Exercise: Every entry that follows should be repeated exactly; drop the images.

+++

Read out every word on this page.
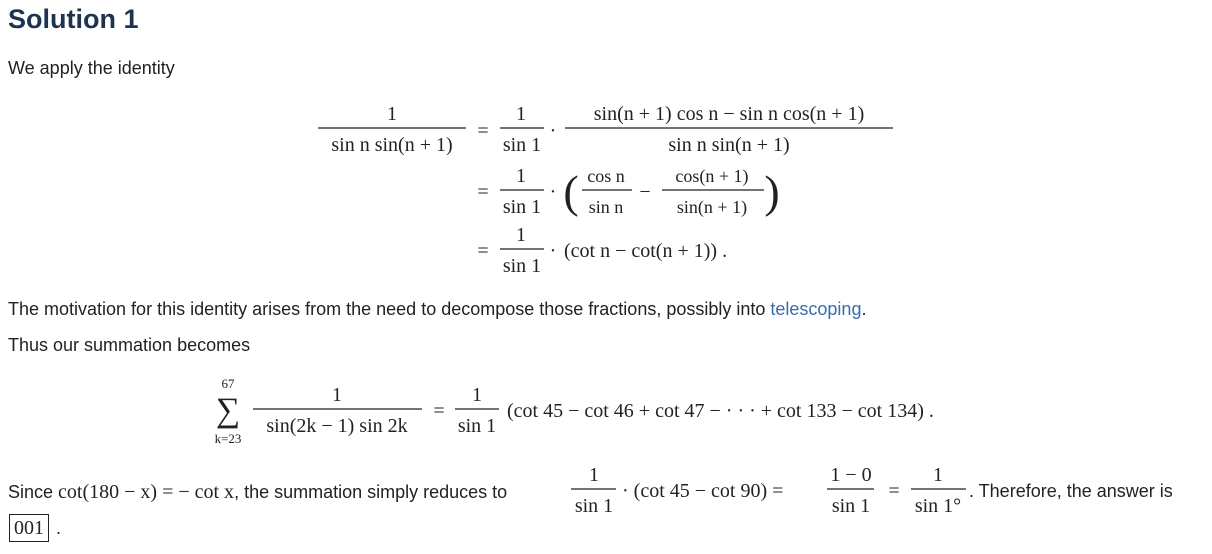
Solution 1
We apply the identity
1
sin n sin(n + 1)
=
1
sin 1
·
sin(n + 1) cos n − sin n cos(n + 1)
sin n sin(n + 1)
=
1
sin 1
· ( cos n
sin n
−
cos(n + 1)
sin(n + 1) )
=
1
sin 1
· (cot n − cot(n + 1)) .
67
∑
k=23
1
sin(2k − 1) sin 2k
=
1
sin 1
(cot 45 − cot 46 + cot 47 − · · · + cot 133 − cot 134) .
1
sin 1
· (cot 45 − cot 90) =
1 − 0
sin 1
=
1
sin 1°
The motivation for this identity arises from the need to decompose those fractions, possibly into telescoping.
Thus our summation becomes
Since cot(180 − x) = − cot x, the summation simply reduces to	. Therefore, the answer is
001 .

+++

The reply:
Read out every word on this page.
Solution 1
We apply the identity
1
sin n sin(n + 1)
=
1
sin 1
·
sin(n + 1) cos n − sin n cos(n + 1)
sin n sin(n + 1)
=
1
sin 1
· ( cos n
sin n
−
cos(n + 1)
sin(n + 1) )
=
1
sin 1
· (cot n − cot(n + 1)) .
67
∑
k=23
1
sin(2k − 1) sin 2k
=
1
sin 1
(cot 45 − cot 46 + cot 47 − · · · + cot 133 − cot 134) .
1
sin 1
· (cot 45 − cot 90) =
1 − 0
sin 1
=
1
sin 1°
The motivation for this identity arises from the need to decompose those fractions, possibly into telescoping.
Thus our summation becomes
Since cot(180 − x) = − cot x, the summation simply reduces to	. Therefore, the answer is
001 .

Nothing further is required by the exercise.